What is needed: Check every line below for the string "true", and copy the lines that contain it.

Records supplied:
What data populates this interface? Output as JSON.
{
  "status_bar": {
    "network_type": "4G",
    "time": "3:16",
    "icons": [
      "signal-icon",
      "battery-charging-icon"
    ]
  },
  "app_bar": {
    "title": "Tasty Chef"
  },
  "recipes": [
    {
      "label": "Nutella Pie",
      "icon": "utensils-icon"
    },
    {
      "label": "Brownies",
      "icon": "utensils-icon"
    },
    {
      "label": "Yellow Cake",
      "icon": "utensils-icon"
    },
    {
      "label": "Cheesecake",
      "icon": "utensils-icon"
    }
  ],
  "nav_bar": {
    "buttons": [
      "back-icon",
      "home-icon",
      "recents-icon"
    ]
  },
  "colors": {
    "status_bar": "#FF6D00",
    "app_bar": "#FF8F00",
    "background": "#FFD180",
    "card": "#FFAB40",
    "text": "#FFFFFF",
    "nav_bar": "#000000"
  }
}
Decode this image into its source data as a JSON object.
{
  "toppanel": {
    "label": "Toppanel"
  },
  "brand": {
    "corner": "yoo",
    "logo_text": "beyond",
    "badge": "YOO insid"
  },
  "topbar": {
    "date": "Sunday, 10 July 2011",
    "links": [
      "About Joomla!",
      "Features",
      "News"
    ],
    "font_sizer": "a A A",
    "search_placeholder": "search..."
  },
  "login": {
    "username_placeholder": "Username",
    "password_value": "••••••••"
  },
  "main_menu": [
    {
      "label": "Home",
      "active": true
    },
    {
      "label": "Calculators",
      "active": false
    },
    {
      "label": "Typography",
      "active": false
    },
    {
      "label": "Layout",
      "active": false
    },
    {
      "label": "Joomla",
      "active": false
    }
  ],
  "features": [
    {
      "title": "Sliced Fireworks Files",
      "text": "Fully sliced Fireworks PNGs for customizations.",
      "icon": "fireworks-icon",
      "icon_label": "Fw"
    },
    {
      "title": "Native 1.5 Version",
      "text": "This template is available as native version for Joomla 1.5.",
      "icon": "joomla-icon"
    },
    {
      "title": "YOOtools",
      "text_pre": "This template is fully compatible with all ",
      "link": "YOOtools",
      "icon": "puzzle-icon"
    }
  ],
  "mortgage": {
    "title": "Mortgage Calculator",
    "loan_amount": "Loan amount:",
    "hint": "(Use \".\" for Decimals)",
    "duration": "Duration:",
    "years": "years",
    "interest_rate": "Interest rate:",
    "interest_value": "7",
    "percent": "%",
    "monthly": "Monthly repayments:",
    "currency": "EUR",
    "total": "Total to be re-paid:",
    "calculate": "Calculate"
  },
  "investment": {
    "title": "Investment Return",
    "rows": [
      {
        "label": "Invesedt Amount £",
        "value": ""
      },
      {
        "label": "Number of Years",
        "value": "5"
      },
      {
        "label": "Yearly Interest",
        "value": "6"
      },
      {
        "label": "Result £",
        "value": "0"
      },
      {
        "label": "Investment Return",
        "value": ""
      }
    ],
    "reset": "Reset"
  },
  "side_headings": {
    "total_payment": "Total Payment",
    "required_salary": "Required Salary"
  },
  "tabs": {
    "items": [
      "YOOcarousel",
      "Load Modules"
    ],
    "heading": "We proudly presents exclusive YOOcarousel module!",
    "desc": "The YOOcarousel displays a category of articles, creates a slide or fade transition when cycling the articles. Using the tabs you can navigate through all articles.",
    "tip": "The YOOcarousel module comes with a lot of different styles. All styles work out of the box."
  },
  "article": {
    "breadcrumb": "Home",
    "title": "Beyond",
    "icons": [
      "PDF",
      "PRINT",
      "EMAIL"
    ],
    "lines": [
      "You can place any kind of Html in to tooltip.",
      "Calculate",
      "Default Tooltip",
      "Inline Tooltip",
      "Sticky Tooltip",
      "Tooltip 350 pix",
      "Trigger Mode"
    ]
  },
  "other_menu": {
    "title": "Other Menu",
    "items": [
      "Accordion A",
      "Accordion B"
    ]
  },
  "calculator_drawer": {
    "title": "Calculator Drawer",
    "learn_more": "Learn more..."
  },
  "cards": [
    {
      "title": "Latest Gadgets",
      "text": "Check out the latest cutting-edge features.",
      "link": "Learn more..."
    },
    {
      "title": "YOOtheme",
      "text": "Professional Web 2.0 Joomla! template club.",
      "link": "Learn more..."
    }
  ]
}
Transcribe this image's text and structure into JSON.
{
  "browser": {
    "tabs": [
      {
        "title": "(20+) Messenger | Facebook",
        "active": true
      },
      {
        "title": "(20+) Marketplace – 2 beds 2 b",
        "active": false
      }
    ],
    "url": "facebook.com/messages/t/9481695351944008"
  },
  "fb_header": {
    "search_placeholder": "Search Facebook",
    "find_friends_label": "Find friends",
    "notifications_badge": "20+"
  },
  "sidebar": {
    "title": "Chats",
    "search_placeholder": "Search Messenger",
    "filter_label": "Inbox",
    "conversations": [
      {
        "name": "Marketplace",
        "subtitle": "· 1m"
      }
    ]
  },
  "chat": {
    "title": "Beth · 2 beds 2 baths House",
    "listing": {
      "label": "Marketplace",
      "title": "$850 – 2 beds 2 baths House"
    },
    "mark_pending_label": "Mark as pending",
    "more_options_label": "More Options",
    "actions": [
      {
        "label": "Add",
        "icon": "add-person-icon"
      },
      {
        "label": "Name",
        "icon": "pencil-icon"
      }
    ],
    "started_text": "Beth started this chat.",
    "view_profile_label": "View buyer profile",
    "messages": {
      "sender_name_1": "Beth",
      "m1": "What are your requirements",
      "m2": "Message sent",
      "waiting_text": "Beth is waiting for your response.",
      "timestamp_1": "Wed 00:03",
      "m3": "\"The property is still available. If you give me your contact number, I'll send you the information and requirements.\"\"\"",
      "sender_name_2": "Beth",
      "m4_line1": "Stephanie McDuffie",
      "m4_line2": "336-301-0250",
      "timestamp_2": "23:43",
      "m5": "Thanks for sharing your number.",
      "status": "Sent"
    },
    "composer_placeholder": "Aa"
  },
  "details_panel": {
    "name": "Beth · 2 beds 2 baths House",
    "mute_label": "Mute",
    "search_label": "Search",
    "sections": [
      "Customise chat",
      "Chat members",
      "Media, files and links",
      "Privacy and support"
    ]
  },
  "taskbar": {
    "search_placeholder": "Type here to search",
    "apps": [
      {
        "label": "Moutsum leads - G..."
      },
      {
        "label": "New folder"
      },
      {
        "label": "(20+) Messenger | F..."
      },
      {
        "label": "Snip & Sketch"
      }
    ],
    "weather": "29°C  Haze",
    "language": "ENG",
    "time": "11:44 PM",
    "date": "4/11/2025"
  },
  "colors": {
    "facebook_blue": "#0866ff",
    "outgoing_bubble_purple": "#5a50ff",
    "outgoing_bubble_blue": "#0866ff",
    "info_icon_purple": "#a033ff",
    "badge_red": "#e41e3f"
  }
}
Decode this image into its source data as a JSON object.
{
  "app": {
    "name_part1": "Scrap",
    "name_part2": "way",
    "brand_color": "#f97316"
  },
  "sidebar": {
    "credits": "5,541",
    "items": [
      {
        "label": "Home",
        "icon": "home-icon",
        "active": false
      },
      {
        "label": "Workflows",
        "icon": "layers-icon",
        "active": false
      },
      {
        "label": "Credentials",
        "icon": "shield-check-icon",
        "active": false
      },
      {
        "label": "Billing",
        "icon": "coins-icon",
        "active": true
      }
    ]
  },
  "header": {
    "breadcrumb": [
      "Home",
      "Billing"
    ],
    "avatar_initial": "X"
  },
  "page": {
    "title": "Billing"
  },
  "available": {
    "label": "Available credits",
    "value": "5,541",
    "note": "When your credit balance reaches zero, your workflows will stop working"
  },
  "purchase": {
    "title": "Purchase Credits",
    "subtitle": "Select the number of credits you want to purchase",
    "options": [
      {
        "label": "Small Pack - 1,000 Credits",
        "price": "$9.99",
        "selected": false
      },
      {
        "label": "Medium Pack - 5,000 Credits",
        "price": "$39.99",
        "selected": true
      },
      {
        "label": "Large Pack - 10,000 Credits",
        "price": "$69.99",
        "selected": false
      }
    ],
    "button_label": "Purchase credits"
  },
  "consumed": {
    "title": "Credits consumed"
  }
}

Complete answer:
      "active": true
        "active": true
        "active": true
        "selected": true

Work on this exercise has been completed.